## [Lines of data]
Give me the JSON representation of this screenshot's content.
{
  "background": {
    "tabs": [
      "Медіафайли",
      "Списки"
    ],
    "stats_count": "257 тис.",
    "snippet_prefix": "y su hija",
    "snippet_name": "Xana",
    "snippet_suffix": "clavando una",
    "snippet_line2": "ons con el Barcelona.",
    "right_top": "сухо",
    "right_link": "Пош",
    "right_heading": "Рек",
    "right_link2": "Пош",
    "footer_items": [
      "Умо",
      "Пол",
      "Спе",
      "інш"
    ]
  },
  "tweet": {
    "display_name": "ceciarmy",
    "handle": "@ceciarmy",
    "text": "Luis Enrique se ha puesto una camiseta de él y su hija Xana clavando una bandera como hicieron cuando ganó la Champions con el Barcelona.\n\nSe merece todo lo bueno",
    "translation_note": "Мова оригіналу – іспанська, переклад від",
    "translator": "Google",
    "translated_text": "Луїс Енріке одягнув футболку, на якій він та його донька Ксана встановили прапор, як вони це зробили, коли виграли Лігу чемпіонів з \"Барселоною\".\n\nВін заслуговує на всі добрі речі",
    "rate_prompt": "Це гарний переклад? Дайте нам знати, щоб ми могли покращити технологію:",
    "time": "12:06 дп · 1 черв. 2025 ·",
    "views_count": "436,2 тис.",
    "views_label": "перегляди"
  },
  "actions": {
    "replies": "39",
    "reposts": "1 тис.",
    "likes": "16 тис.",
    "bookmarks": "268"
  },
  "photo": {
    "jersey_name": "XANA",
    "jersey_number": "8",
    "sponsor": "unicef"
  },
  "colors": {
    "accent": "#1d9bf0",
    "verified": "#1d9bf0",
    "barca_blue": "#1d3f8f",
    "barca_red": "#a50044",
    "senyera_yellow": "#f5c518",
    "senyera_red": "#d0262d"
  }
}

## [JOB]
Reproduce the entries above in full, verbatim.

## [RESULT FOR THIS TASK]
Give me the JSON representation of this screenshot's content.
{
  "background": {
    "tabs": [
      "Медіафайли",
      "Списки"
    ],
    "stats_count": "257 тис.",
    "snippet_prefix": "y su hija",
    "snippet_name": "Xana",
    "snippet_suffix": "clavando una",
    "snippet_line2": "ons con el Barcelona.",
    "right_top": "сухо",
    "right_link": "Пош",
    "right_heading": "Рек",
    "right_link2": "Пош",
    "footer_items": [
      "Умо",
      "Пол",
      "Спе",
      "інш"
    ]
  },
  "tweet": {
    "display_name": "ceciarmy",
    "handle": "@ceciarmy",
    "text": "Luis Enrique se ha puesto una camiseta de él y su hija Xana clavando una bandera como hicieron cuando ganó la Champions con el Barcelona.\n\nSe merece todo lo bueno",
    "translation_note": "Мова оригіналу – іспанська, переклад від",
    "translator": "Google",
    "translated_text": "Луїс Енріке одягнув футболку, на якій він та його донька Ксана встановили прапор, як вони це зробили, коли виграли Лігу чемпіонів з \"Барселоною\".\n\nВін заслуговує на всі добрі речі",
    "rate_prompt": "Це гарний переклад? Дайте нам знати, щоб ми могли покращити технологію:",
    "time": "12:06 дп · 1 черв. 2025 ·",
    "views_count": "436,2 тис.",
    "views_label": "перегляди"
  },
  "actions": {
    "replies": "39",
    "reposts": "1 тис.",
    "likes": "16 тис.",
    "bookmarks": "268"
  },
  "photo": {
    "jersey_name": "XANA",
    "jersey_number": "8",
    "sponsor": "unicef"
  },
  "colors": {
    "accent": "#1d9bf0",
    "verified": "#1d9bf0",
    "barca_blue": "#1d3f8f",
    "barca_red": "#a50044",
    "senyera_yellow": "#f5c518",
    "senyera_red": "#d0262d"
  }
}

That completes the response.